── DATASET ENTRIES ──

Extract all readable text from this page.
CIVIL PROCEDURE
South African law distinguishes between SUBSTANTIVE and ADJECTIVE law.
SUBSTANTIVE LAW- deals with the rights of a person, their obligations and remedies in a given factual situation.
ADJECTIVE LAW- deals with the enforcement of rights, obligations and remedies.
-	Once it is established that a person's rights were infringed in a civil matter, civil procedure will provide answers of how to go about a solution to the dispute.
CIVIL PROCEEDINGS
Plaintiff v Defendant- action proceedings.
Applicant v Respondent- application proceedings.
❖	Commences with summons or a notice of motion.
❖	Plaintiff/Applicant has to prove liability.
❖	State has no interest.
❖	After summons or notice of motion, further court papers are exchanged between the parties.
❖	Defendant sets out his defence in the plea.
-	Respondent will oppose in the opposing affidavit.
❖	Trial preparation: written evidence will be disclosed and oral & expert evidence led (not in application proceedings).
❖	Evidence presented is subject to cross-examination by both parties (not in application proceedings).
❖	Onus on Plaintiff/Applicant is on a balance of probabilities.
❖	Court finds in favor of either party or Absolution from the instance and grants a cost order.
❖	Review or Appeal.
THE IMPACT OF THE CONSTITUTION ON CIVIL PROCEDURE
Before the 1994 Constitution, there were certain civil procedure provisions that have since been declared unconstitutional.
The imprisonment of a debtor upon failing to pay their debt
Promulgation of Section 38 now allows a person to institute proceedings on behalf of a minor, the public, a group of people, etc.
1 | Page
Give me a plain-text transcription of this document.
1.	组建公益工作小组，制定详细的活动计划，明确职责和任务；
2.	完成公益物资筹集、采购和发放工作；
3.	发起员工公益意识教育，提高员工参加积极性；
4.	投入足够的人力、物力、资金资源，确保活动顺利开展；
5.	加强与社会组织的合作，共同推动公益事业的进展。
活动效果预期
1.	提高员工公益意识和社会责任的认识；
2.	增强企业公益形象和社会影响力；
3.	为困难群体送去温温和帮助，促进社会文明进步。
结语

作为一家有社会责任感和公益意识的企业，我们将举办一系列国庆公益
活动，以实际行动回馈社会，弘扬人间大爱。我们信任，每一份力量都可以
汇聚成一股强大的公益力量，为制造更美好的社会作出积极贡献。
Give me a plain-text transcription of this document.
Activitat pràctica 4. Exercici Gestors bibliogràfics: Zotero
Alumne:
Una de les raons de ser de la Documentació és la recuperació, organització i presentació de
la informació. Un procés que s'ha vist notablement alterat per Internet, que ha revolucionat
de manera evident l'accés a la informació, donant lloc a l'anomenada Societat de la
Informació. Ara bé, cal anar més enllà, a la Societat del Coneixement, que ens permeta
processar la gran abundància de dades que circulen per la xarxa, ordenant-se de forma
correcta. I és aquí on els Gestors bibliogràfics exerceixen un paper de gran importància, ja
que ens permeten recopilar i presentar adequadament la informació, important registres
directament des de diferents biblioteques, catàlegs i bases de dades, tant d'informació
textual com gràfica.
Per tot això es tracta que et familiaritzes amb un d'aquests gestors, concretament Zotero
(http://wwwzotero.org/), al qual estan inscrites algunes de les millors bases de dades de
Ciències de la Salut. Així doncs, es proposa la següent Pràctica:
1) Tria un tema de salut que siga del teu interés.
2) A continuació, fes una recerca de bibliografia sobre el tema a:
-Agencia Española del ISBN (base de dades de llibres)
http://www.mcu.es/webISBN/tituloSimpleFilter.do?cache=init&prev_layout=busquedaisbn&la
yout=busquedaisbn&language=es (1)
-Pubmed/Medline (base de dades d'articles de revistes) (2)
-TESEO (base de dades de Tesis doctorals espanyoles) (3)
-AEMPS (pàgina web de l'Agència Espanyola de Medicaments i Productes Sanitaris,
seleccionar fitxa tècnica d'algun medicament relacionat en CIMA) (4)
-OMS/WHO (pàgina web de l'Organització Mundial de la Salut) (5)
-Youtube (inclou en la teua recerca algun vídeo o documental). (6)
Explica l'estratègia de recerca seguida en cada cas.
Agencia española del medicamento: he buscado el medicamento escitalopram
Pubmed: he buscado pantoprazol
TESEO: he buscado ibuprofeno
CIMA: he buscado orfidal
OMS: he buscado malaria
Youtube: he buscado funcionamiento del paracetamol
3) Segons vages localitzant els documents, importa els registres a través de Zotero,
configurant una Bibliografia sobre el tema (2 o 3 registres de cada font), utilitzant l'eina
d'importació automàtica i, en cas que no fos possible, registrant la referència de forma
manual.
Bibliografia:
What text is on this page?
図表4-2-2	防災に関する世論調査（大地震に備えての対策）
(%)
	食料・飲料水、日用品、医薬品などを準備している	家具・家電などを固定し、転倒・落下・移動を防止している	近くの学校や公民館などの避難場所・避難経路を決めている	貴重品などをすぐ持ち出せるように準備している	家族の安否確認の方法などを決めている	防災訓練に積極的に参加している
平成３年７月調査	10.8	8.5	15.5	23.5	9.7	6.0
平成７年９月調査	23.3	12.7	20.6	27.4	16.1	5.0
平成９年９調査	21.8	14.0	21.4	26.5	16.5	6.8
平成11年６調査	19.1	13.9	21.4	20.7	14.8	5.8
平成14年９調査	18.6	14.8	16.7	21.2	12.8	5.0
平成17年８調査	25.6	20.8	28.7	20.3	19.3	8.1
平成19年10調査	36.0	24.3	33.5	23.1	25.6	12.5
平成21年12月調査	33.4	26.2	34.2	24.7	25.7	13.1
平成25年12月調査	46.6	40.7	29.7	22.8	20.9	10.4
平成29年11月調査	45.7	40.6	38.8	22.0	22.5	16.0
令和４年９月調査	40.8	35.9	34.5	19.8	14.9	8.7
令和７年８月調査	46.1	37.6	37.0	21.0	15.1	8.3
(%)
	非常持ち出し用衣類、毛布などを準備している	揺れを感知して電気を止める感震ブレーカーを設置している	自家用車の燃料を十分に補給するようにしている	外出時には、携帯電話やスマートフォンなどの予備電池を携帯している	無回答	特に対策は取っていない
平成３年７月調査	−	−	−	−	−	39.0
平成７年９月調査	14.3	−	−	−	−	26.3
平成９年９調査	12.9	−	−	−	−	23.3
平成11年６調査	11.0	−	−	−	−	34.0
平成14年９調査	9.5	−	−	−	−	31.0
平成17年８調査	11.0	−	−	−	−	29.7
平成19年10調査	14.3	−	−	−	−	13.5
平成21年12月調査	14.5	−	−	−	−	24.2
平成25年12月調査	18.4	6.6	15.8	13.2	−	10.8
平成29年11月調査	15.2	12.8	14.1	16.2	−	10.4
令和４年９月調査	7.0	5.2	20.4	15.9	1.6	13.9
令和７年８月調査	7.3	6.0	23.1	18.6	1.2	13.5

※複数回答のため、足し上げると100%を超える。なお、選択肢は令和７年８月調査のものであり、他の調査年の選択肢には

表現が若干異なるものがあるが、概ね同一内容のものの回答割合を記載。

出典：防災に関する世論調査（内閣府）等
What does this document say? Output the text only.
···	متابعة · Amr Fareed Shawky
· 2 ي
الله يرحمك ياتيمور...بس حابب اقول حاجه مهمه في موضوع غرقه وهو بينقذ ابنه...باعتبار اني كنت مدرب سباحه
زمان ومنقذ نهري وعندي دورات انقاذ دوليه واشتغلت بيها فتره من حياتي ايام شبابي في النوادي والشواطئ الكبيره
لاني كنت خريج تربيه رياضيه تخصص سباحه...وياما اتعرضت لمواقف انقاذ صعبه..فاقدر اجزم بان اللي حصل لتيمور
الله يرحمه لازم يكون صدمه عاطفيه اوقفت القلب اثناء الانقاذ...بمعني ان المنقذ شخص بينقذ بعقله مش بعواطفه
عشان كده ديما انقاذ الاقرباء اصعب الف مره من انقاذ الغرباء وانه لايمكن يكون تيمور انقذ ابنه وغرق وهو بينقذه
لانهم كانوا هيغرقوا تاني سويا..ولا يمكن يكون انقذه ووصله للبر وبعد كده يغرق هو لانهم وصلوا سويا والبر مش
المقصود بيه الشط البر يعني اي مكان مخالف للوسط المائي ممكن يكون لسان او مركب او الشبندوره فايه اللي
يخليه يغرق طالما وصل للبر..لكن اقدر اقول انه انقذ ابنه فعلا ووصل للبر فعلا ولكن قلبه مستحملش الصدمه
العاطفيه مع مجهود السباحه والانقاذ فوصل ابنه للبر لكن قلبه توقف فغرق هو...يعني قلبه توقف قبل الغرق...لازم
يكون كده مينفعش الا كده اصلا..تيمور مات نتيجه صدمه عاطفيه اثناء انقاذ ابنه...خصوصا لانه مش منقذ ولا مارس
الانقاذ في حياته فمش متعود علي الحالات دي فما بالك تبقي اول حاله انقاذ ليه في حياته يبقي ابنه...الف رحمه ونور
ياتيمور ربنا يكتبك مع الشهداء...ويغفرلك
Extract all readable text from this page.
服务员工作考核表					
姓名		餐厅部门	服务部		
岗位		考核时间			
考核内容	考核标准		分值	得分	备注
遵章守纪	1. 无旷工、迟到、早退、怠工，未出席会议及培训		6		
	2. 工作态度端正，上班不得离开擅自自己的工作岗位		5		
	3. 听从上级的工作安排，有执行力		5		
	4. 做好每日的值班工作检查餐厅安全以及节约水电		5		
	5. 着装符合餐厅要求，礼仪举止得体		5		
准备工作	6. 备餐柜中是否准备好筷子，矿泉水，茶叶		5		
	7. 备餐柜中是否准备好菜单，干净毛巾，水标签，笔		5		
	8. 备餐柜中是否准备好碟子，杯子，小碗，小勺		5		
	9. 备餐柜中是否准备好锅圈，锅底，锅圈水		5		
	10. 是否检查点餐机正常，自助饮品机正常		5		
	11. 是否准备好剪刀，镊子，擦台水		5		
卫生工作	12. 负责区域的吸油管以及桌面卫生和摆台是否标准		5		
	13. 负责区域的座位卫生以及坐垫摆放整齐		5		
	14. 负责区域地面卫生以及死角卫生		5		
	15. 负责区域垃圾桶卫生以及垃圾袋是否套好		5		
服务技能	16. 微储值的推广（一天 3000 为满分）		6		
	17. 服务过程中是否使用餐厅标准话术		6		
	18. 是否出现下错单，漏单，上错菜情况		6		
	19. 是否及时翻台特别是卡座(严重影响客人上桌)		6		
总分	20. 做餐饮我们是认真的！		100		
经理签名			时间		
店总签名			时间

───

Look above for lines with the word "bibliogràfics" and copy them all.

- [PROBLEM SOLUTION]:
Activitat pràctica 4. Exercici Gestors bibliogràfics: Zotero
correcta. I és aquí on els Gestors bibliogràfics exerceixen un paper de gran importància, ja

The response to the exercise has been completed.